Part of a data file
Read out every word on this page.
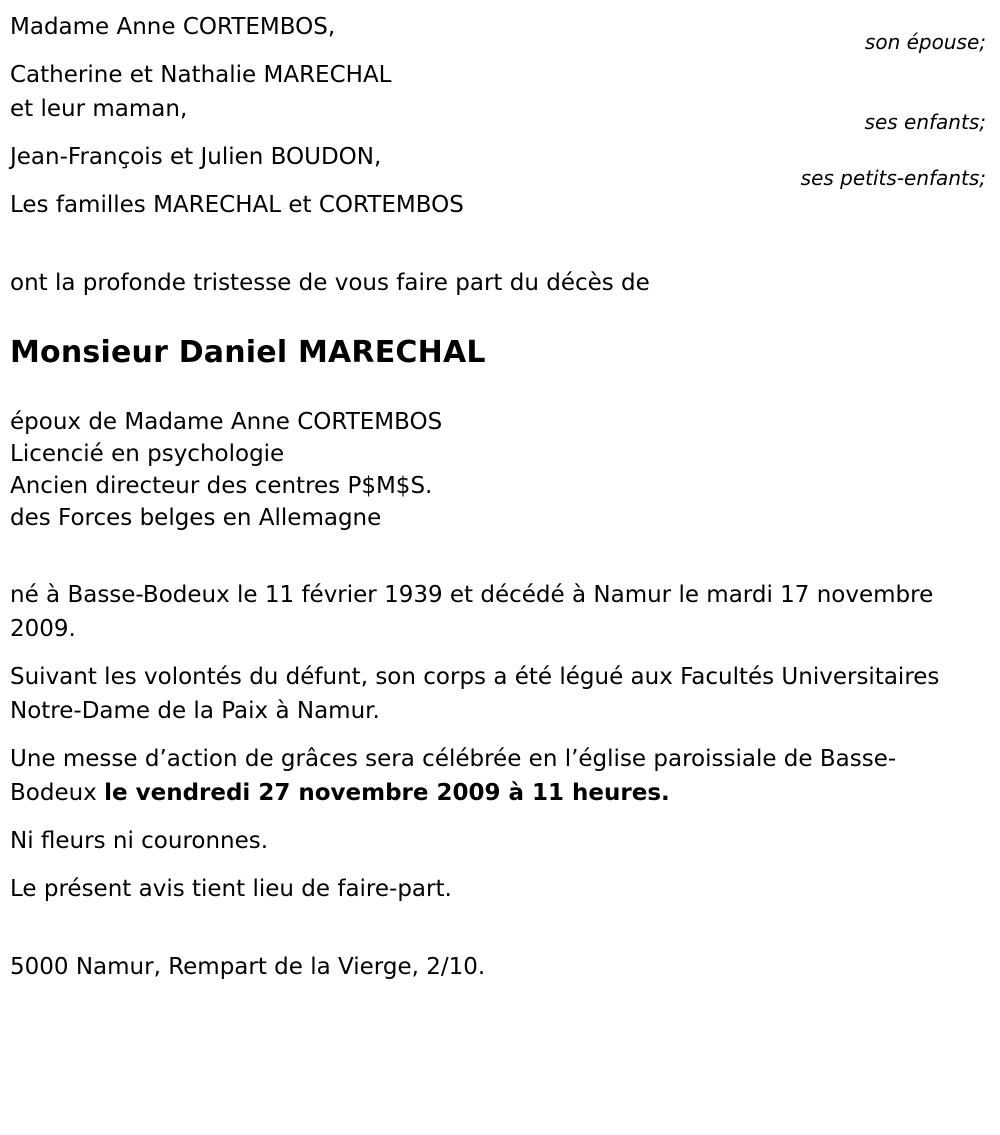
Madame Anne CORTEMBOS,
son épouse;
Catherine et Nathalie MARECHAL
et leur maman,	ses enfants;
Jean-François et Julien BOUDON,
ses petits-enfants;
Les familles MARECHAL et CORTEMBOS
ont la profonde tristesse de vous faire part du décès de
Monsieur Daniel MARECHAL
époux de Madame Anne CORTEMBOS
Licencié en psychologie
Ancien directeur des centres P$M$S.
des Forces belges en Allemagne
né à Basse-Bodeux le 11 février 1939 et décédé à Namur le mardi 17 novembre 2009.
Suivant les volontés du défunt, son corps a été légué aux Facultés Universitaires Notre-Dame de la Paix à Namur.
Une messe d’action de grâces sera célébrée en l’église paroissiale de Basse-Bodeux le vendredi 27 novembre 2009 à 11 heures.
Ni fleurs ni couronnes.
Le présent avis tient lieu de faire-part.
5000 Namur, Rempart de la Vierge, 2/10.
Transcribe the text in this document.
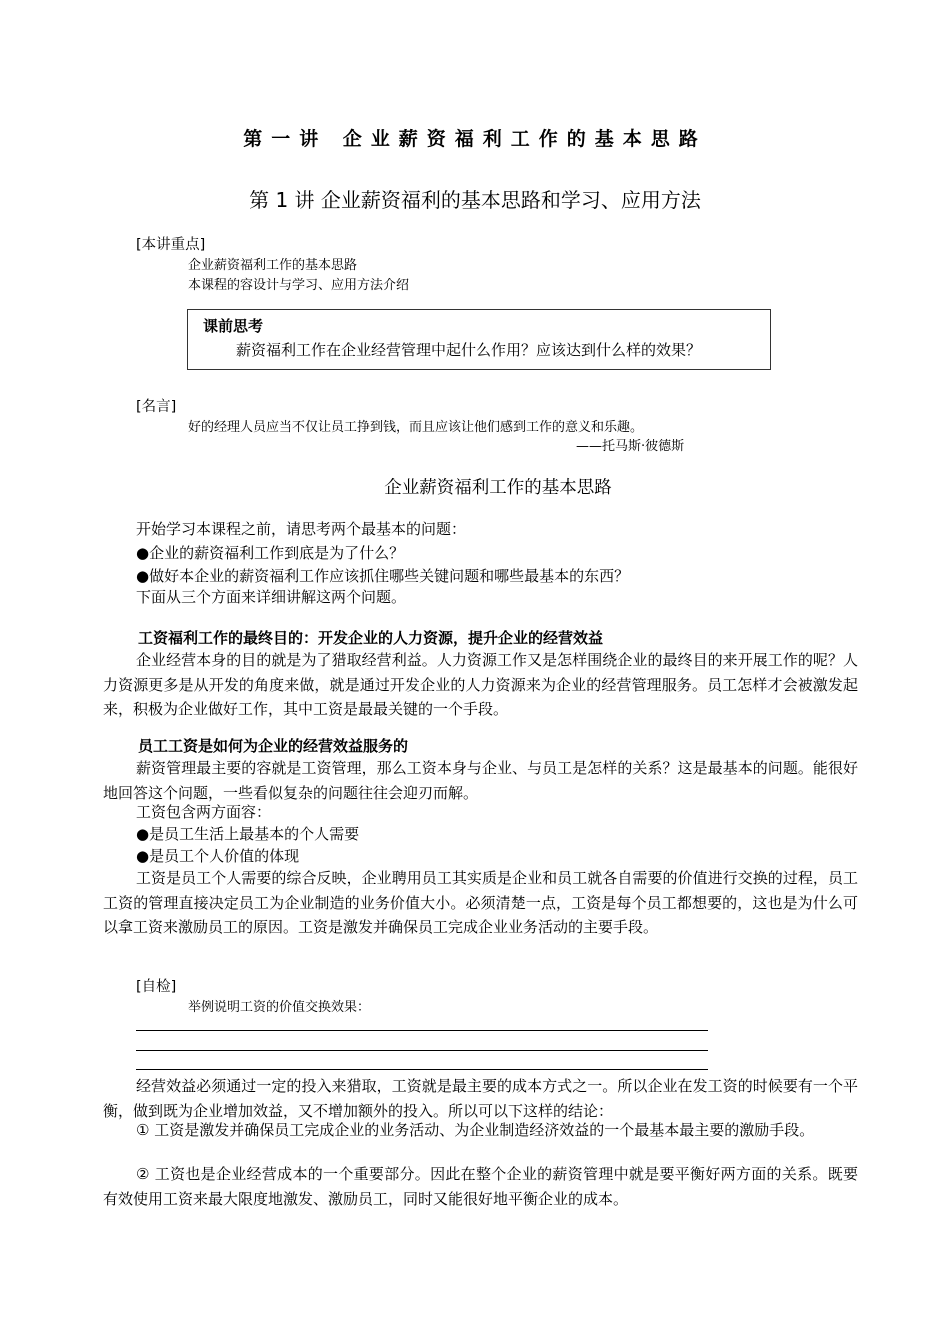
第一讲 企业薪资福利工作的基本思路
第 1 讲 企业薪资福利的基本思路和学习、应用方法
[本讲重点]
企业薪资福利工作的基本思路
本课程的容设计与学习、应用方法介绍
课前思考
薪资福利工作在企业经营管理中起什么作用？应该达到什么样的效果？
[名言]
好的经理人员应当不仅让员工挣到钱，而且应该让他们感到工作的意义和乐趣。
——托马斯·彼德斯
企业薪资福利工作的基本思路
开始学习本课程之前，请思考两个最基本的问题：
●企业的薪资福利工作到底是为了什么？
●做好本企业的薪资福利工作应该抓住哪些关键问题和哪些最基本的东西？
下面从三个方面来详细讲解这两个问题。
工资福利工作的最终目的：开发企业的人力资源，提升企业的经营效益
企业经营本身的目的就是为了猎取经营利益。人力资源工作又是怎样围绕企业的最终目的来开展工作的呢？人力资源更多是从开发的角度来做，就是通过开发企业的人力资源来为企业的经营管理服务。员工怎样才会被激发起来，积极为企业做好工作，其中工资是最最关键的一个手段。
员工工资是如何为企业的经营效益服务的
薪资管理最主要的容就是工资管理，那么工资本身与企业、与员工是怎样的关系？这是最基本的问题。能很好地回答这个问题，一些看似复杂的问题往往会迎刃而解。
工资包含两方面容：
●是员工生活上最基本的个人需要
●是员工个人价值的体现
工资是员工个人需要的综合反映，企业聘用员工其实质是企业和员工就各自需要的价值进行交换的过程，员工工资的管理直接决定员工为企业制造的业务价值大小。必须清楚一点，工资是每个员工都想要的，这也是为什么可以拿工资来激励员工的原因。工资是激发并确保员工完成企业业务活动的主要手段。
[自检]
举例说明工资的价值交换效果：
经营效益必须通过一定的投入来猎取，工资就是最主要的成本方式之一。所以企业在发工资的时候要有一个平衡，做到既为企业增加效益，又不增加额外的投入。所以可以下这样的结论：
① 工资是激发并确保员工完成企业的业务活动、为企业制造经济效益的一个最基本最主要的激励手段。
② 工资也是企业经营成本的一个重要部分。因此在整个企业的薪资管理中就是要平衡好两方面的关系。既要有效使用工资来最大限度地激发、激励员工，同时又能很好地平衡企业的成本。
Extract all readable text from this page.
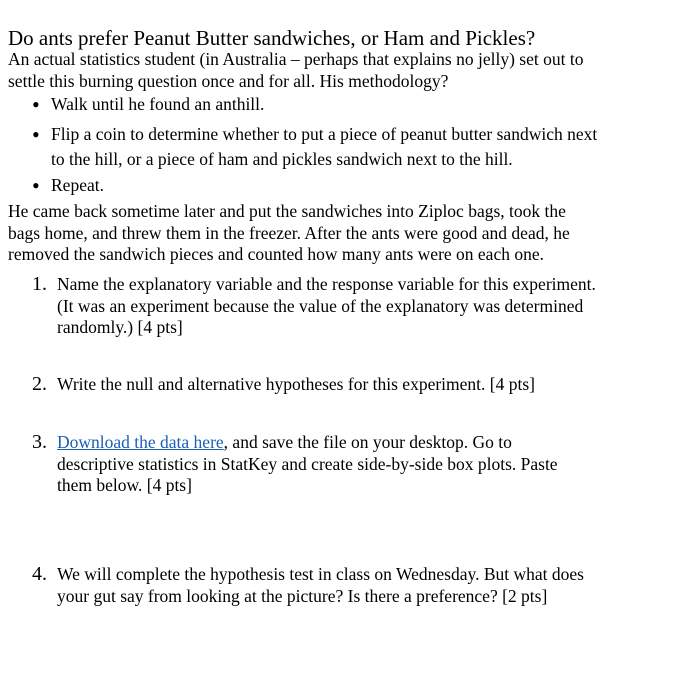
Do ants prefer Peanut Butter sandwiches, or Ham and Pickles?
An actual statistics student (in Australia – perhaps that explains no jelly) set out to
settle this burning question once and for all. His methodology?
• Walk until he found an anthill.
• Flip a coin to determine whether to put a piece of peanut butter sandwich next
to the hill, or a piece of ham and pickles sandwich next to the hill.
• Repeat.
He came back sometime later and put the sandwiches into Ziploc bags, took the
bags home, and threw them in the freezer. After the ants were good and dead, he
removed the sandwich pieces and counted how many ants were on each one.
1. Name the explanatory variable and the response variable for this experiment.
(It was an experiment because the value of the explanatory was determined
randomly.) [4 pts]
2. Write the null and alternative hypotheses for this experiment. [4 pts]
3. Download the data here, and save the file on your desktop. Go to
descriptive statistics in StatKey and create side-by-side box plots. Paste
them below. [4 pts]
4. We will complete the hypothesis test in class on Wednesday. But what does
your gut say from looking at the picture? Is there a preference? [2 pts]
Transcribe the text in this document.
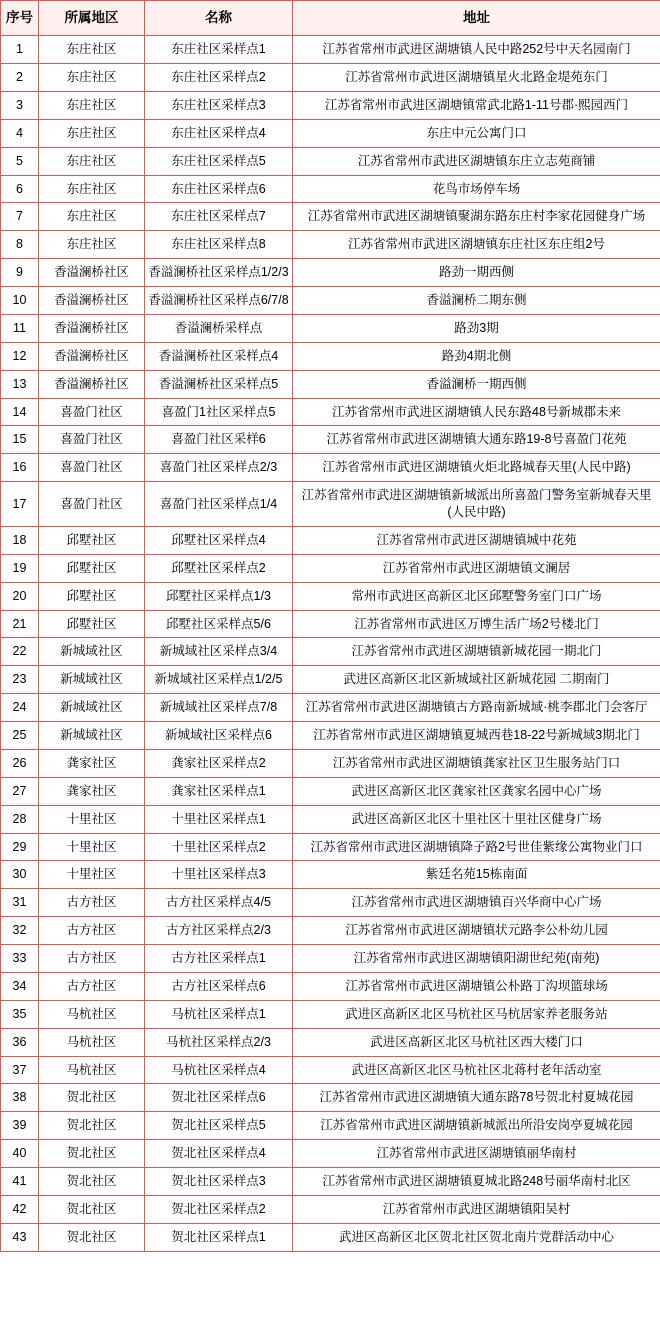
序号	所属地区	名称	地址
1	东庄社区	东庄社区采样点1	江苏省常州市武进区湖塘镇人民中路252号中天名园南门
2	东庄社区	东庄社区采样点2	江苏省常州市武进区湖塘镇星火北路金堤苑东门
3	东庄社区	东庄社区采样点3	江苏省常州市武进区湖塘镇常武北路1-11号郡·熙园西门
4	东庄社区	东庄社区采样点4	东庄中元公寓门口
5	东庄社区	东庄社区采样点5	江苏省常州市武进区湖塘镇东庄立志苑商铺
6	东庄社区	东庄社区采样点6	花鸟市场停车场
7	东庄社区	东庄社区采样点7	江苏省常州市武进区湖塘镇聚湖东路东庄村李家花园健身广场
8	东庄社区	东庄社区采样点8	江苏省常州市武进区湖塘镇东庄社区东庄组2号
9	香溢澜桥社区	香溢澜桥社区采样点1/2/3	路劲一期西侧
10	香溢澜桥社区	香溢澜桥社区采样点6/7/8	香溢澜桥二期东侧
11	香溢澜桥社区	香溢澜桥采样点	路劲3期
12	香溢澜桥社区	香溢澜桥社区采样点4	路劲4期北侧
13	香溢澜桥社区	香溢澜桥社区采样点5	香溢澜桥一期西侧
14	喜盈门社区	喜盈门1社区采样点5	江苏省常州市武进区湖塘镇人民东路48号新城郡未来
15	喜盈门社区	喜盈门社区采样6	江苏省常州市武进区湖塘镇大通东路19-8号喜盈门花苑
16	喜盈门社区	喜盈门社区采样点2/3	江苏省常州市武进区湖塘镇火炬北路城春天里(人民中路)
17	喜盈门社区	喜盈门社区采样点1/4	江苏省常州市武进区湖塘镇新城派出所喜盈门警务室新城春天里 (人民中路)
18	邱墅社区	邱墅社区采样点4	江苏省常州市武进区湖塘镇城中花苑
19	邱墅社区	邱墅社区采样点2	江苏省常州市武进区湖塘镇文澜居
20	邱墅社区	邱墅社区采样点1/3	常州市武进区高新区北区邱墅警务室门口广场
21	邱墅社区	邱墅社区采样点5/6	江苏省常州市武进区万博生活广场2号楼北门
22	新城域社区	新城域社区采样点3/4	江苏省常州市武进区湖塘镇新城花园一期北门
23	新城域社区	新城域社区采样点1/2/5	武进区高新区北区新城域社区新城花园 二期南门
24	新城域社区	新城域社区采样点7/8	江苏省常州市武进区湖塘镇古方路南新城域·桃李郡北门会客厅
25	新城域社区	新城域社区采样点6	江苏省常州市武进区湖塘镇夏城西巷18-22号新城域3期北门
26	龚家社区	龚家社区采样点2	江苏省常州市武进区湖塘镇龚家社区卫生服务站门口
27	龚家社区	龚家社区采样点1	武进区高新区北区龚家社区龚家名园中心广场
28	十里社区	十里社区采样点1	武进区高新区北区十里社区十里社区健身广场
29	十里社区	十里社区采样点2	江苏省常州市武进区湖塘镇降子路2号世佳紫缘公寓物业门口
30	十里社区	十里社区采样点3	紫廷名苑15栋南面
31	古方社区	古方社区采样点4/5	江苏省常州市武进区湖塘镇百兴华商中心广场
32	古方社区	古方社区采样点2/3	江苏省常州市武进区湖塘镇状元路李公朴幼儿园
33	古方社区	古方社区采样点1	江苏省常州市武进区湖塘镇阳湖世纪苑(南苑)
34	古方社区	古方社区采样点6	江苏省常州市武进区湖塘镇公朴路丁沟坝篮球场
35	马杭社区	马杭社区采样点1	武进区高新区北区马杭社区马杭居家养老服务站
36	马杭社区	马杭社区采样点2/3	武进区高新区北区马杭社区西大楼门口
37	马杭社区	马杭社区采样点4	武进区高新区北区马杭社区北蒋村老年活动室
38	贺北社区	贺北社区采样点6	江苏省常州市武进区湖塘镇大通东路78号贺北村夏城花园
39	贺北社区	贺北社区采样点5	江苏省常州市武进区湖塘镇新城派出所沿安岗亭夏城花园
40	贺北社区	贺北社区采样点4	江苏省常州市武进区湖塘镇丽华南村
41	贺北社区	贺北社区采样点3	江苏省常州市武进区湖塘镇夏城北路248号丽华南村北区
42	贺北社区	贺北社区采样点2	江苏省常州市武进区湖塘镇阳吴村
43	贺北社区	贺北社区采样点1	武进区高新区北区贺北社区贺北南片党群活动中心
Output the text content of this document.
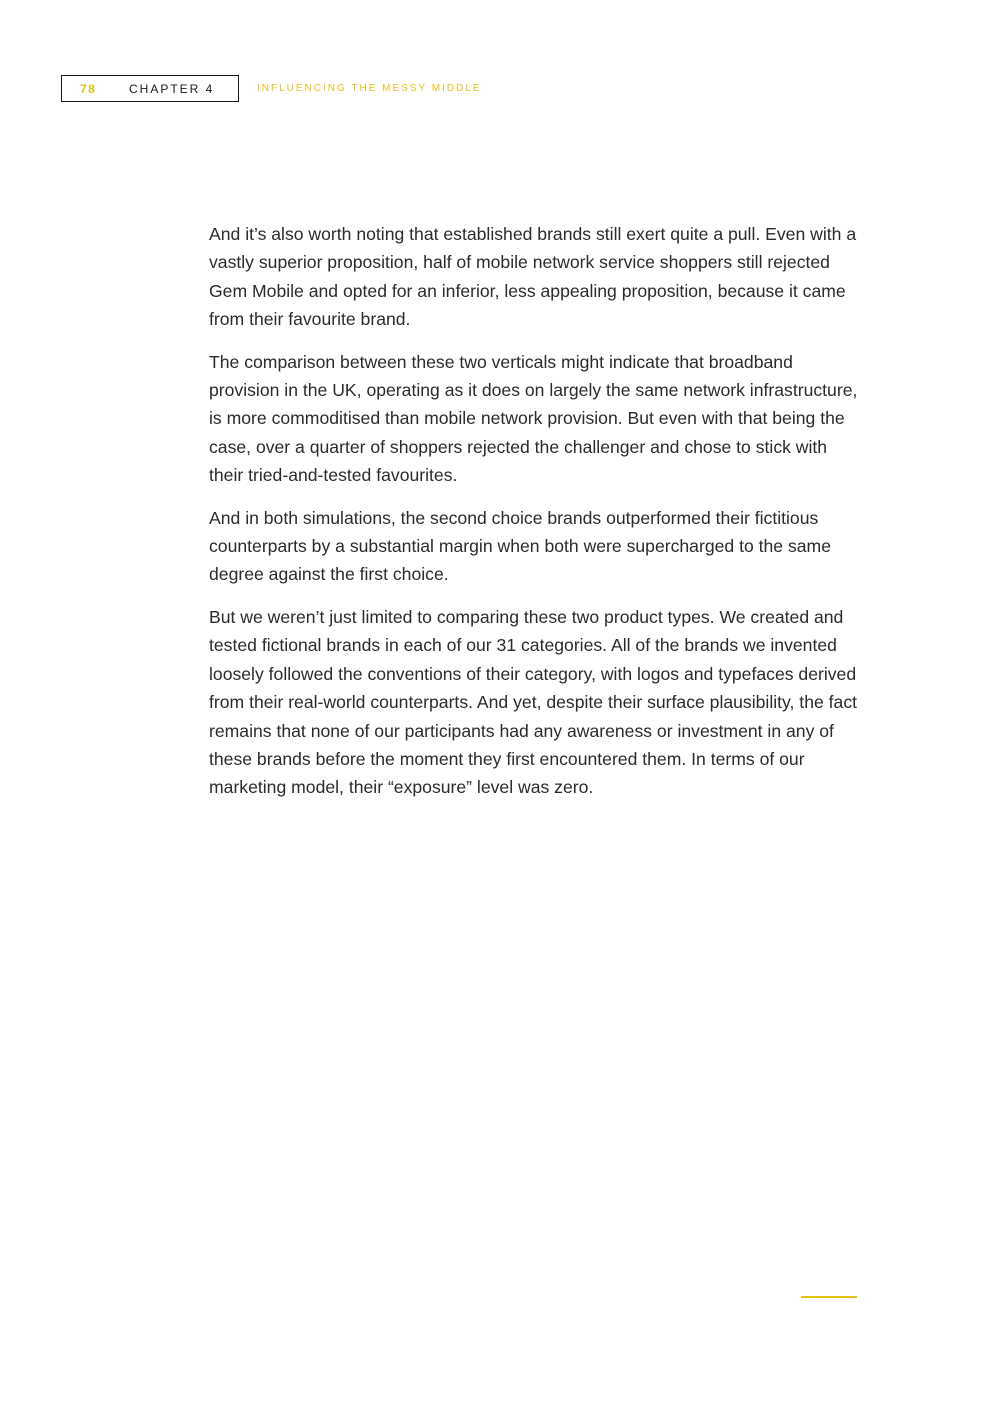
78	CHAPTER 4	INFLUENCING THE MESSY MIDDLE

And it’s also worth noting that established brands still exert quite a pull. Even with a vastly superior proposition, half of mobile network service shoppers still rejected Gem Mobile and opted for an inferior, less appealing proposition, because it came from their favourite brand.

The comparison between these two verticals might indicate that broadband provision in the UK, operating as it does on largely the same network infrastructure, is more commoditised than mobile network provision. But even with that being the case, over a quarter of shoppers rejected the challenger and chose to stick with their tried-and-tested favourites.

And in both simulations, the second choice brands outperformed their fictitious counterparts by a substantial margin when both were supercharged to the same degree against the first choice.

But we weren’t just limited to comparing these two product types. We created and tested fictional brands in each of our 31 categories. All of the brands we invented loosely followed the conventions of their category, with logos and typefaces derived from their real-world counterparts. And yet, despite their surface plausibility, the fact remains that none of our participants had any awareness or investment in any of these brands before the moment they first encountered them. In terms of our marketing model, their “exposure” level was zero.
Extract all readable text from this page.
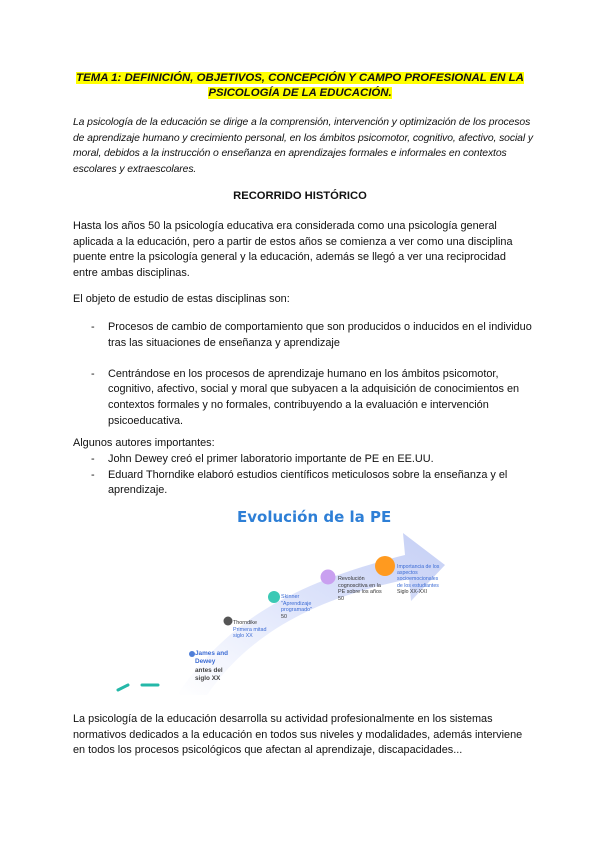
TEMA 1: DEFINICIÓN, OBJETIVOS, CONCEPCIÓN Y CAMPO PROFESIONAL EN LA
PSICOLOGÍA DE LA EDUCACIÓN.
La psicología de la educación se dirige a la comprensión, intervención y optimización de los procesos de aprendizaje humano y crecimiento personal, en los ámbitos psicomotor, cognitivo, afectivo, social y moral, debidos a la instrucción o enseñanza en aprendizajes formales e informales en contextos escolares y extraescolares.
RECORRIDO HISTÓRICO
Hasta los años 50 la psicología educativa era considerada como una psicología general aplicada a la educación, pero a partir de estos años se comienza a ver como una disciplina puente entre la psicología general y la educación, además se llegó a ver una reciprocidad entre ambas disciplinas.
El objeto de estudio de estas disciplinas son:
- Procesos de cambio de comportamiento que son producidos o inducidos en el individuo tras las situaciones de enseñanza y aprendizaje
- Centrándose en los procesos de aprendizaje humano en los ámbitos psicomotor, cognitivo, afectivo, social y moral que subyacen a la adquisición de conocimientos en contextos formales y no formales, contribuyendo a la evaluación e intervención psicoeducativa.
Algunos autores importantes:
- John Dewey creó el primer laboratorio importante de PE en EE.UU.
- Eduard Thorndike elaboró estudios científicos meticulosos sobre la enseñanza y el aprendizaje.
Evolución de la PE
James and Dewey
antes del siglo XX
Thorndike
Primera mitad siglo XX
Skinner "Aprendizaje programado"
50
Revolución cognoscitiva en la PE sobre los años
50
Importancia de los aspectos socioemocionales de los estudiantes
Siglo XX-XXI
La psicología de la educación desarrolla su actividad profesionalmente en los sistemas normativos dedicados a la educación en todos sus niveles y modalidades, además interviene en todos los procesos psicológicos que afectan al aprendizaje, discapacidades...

## Requirement
All lines that include "your" are to be gathered and copied.

## Right answer
3. Download the data here, and save the file on your desktop. Go to
your gut say from looking at the picture? Is there a preference? [2 pts]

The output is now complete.